Collected data entries
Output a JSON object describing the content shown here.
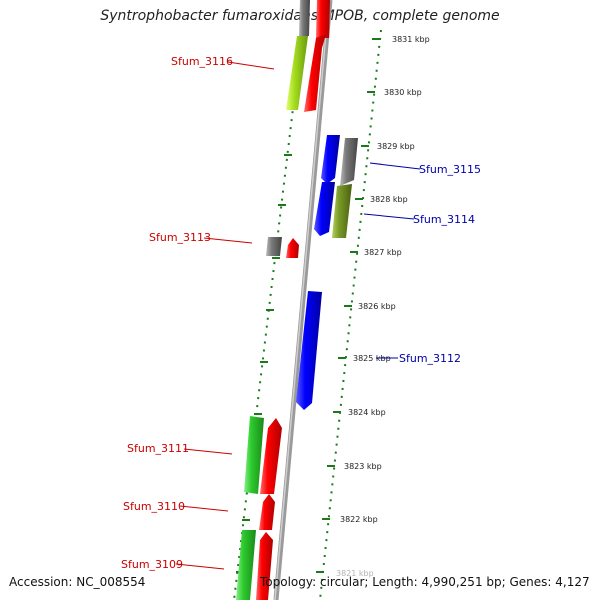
{
  "title": "Syntrophobacter fumaroxidans MPOB, complete genome",
  "footer": {
    "accession": "Accession: NC_008554",
    "topology": "Topology: circular; Length: 4,990,251 bp; Genes: 4,127"
  },
  "colors": {
    "forward_label": "#cc0000",
    "reverse_label": "#0000aa",
    "backbone": "#888888",
    "tick": "#1a7a1a"
  },
  "kbp_ticks": [
    {
      "text": "3831 kbp",
      "kbp": 3831
    },
    {
      "text": "3830 kbp",
      "kbp": 3830
    },
    {
      "text": "3829 kbp",
      "kbp": 3829
    },
    {
      "text": "3828 kbp",
      "kbp": 3828
    },
    {
      "text": "3827 kbp",
      "kbp": 3827
    },
    {
      "text": "3826 kbp",
      "kbp": 3826
    },
    {
      "text": "3825 kbp",
      "kbp": 3825
    },
    {
      "text": "3824 kbp",
      "kbp": 3824
    },
    {
      "text": "3823 kbp",
      "kbp": 3823
    },
    {
      "text": "3822 kbp",
      "kbp": 3822
    },
    {
      "text": "3821 kbp",
      "kbp": 3821
    }
  ],
  "gene_labels": [
    {
      "text": "Sfum_3116",
      "strand": "forward"
    },
    {
      "text": "Sfum_3115",
      "strand": "reverse"
    },
    {
      "text": "Sfum_3114",
      "strand": "reverse"
    },
    {
      "text": "Sfum_3113",
      "strand": "forward"
    },
    {
      "text": "Sfum_3112",
      "strand": "reverse"
    },
    {
      "text": "Sfum_3111",
      "strand": "forward"
    },
    {
      "text": "Sfum_3110",
      "strand": "forward"
    },
    {
      "text": "Sfum_3109",
      "strand": "forward"
    }
  ]
}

▶ _What you will do_
Would you return the records exactly, keeping out every picture?

▶ _Answer to the exercise_
Output a JSON object describing the content shown here.
{
  "title": "Syntrophobacter fumaroxidans MPOB, complete genome",
  "footer": {
    "accession": "Accession: NC_008554",
    "topology": "Topology: circular; Length: 4,990,251 bp; Genes: 4,127"
  },
  "colors": {
    "forward_label": "#cc0000",
    "reverse_label": "#0000aa",
    "backbone": "#888888",
    "tick": "#1a7a1a"
  },
  "kbp_ticks": [
    {
      "text": "3831 kbp",
      "kbp": 3831
    },
    {
      "text": "3830 kbp",
      "kbp": 3830
    },
    {
      "text": "3829 kbp",
      "kbp": 3829
    },
    {
      "text": "3828 kbp",
      "kbp": 3828
    },
    {
      "text": "3827 kbp",
      "kbp": 3827
    },
    {
      "text": "3826 kbp",
      "kbp": 3826
    },
    {
      "text": "3825 kbp",
      "kbp": 3825
    },
    {
      "text": "3824 kbp",
      "kbp": 3824
    },
    {
      "text": "3823 kbp",
      "kbp": 3823
    },
    {
      "text": "3822 kbp",
      "kbp": 3822
    },
    {
      "text": "3821 kbp",
      "kbp": 3821
    }
  ],
  "gene_labels": [
    {
      "text": "Sfum_3116",
      "strand": "forward"
    },
    {
      "text": "Sfum_3115",
      "strand": "reverse"
    },
    {
      "text": "Sfum_3114",
      "strand": "reverse"
    },
    {
      "text": "Sfum_3113",
      "strand": "forward"
    },
    {
      "text": "Sfum_3112",
      "strand": "reverse"
    },
    {
      "text": "Sfum_3111",
      "strand": "forward"
    },
    {
      "text": "Sfum_3110",
      "strand": "forward"
    },
    {
      "text": "Sfum_3109",
      "strand": "forward"
    }
  ]
}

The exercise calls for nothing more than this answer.